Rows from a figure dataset

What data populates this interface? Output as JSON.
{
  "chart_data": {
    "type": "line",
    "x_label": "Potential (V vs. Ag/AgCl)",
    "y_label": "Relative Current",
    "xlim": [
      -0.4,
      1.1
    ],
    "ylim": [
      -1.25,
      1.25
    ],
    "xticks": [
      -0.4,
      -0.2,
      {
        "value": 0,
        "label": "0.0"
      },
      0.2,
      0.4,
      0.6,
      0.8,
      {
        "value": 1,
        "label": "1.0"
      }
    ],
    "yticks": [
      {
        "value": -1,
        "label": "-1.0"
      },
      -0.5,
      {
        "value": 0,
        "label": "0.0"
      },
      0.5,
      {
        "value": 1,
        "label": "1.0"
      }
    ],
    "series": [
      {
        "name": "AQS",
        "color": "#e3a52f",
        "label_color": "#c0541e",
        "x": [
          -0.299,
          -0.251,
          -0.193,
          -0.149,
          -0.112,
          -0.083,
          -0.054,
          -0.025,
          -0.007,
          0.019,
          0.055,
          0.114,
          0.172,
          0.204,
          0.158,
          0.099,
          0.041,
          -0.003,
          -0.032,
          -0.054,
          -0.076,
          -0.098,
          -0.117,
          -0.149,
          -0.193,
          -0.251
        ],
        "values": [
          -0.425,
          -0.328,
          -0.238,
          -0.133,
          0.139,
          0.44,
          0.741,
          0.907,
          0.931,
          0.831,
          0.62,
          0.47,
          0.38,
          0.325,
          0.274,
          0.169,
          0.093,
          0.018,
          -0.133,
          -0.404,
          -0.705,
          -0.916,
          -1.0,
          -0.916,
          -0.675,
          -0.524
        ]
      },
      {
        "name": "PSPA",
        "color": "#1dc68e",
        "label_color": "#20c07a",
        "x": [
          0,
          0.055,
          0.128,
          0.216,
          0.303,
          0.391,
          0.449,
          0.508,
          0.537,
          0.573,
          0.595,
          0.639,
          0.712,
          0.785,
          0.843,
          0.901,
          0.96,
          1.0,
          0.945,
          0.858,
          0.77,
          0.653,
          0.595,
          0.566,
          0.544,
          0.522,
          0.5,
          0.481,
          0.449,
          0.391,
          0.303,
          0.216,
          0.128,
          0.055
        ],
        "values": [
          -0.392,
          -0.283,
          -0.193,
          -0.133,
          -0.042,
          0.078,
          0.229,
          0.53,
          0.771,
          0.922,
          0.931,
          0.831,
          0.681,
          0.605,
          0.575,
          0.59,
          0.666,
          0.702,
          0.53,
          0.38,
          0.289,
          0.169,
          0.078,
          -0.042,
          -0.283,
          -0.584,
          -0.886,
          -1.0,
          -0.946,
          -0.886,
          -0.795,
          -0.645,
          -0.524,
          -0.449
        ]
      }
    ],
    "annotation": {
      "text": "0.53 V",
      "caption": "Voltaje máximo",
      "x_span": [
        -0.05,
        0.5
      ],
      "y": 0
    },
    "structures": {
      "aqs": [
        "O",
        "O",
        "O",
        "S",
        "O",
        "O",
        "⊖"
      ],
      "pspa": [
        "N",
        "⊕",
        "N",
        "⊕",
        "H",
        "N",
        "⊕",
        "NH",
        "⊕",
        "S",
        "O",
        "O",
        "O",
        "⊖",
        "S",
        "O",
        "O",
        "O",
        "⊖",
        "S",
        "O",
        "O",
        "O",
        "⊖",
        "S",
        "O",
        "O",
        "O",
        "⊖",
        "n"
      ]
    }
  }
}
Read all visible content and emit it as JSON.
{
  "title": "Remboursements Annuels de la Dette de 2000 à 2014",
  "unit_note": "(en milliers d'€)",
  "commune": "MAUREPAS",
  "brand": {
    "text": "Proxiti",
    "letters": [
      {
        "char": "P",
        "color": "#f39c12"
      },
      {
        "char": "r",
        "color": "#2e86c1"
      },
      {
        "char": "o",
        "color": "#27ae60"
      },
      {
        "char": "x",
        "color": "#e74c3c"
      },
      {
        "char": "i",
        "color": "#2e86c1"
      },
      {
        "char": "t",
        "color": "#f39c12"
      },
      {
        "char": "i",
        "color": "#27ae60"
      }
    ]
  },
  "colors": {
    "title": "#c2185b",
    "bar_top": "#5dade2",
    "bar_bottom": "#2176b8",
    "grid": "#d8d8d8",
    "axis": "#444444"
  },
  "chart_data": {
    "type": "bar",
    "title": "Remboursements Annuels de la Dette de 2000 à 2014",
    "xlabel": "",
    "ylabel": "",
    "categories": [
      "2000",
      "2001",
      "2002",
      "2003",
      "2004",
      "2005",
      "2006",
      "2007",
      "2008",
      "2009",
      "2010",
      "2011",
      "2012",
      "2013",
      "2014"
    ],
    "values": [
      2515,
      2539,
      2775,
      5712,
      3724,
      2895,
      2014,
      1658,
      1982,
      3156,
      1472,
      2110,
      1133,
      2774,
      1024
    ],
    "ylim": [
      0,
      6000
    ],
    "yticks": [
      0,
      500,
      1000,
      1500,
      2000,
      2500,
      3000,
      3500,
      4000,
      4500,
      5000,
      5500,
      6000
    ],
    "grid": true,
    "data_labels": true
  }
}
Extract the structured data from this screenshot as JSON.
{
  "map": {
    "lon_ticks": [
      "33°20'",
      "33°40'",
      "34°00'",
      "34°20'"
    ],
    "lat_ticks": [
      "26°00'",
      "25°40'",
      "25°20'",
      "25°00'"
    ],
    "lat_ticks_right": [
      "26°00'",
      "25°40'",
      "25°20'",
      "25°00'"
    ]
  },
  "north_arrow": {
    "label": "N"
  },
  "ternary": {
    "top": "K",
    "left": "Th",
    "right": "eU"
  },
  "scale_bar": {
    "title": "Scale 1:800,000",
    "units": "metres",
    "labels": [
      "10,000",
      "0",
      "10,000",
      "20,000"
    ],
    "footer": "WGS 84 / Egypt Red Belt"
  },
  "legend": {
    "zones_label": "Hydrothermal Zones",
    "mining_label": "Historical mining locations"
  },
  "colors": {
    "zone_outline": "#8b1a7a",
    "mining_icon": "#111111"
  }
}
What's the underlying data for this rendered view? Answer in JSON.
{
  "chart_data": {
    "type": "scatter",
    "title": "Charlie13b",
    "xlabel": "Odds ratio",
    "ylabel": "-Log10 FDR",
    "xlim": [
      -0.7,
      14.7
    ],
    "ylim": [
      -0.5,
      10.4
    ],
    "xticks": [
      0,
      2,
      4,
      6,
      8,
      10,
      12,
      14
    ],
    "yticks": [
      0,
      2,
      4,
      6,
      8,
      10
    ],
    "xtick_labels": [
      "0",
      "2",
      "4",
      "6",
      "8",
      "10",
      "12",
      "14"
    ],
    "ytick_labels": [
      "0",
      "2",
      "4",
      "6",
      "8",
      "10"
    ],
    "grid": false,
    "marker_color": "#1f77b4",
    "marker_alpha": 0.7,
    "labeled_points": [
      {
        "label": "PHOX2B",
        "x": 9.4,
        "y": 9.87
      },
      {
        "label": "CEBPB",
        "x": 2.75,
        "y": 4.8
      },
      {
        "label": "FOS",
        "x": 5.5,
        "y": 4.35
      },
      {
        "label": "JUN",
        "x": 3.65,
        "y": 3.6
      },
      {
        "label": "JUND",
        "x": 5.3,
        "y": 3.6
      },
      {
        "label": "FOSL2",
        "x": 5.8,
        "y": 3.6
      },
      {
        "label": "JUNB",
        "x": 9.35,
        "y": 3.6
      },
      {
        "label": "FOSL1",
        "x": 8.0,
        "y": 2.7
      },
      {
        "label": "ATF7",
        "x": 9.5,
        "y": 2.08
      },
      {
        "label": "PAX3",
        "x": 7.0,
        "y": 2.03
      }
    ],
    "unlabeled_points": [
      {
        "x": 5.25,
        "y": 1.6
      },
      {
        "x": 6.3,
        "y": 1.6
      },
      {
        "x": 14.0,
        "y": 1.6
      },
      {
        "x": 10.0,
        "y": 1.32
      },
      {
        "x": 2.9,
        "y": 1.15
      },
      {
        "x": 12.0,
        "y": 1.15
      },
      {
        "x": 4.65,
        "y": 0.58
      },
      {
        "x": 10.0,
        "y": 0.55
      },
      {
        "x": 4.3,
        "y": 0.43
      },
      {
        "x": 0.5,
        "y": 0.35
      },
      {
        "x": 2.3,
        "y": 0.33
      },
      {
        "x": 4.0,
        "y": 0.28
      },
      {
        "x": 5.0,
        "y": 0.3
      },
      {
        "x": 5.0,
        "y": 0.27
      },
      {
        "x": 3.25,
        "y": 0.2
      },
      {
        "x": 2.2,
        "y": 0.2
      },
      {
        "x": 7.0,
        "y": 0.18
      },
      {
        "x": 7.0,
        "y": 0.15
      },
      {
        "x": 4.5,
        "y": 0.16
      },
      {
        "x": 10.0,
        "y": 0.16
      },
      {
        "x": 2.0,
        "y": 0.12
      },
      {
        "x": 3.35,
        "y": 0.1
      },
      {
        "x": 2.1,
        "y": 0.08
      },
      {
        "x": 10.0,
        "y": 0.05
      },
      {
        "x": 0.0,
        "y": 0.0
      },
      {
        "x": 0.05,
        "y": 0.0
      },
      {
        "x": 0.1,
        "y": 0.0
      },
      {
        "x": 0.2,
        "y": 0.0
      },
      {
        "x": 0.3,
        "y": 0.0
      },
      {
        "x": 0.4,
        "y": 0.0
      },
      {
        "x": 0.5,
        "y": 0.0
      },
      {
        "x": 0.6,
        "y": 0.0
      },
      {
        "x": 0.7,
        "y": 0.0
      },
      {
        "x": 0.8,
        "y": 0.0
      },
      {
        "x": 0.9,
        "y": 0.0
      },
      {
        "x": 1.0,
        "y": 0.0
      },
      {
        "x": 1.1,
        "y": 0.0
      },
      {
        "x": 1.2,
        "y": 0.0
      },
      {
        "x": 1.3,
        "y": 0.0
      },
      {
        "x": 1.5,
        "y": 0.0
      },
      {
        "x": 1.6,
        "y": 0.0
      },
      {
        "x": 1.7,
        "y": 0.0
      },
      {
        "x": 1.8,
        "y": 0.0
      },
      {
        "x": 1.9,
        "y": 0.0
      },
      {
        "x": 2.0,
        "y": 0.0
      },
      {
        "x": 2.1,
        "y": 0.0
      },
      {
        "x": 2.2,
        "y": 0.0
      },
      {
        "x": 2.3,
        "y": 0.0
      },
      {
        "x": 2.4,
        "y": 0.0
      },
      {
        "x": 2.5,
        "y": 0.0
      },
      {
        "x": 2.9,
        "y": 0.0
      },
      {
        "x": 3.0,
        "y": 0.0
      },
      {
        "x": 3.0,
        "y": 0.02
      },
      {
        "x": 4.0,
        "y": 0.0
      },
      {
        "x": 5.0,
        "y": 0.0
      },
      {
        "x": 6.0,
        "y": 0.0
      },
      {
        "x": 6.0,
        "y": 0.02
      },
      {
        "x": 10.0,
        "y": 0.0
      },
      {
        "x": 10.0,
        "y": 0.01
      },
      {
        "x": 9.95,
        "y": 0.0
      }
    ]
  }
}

• Exercise:
What is the number of lines that hold the string "Annuels"? Give it alone.

• Response to this exercise:
2